Data entries:
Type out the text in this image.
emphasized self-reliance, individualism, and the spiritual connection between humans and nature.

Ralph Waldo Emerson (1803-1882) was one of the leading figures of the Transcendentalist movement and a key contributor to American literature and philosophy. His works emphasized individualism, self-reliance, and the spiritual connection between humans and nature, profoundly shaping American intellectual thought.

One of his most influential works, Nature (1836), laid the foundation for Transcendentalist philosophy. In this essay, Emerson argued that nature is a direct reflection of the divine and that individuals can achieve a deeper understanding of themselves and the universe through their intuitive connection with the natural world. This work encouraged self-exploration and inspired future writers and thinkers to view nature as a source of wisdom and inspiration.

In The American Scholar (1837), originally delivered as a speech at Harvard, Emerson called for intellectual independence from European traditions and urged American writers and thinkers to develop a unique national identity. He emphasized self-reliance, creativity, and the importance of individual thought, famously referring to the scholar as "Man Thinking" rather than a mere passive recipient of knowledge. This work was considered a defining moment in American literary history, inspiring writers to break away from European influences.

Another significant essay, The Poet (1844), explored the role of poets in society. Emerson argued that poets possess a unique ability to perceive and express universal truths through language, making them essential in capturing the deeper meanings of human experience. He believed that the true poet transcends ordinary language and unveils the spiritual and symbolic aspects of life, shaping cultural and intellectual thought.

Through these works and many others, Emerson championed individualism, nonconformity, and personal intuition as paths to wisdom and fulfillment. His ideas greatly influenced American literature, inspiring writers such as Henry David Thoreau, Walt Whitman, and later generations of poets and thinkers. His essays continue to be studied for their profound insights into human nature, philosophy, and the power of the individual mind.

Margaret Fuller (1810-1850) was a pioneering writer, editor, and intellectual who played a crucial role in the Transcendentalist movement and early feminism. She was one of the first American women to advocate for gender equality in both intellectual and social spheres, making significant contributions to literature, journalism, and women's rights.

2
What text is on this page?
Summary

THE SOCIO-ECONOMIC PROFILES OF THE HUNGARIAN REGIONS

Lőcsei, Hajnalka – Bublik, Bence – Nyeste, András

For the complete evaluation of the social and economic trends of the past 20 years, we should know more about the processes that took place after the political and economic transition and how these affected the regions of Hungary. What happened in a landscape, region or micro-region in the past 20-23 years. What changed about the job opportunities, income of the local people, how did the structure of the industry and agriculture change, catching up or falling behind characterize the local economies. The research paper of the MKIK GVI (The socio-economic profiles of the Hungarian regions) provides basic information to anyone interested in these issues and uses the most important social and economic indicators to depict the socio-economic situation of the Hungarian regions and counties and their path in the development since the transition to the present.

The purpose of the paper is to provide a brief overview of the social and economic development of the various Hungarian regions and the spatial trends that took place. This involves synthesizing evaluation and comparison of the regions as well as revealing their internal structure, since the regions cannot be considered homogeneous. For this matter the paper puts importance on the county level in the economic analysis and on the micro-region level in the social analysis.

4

- **Task to carry out**
Find the string "works" in the entries above and return each line that holds it.

- **Answer to the task**
Ralph Waldo Emerson (1803-1882) was one of the leading figures of the Transcendentalist movement and a key contributor to American literature and philosophy. His works emphasized individualism, self-reliance, and the spiritual connection between humans and nature, profoundly shaping American intellectual thought.
One of his most influential works, Nature (1836), laid the foundation for Transcendentalist philosophy. In this essay, Emerson argued that nature is a direct reflection of the divine and that individuals can achieve a deeper understanding of themselves and the universe through their intuitive connection with the natural world. This work encouraged self-exploration and inspired future writers and thinkers to view nature as a source of wisdom and inspiration.
Through these works and many others, Emerson championed individualism, nonconformity, and personal intuition as paths to wisdom and fulfillment. His ideas greatly influenced American literature, inspiring writers such as Henry David Thoreau, Walt Whitman, and later generations of poets and thinkers. His essays continue to be studied for their profound insights into human nature, philosophy, and the power of the individual mind.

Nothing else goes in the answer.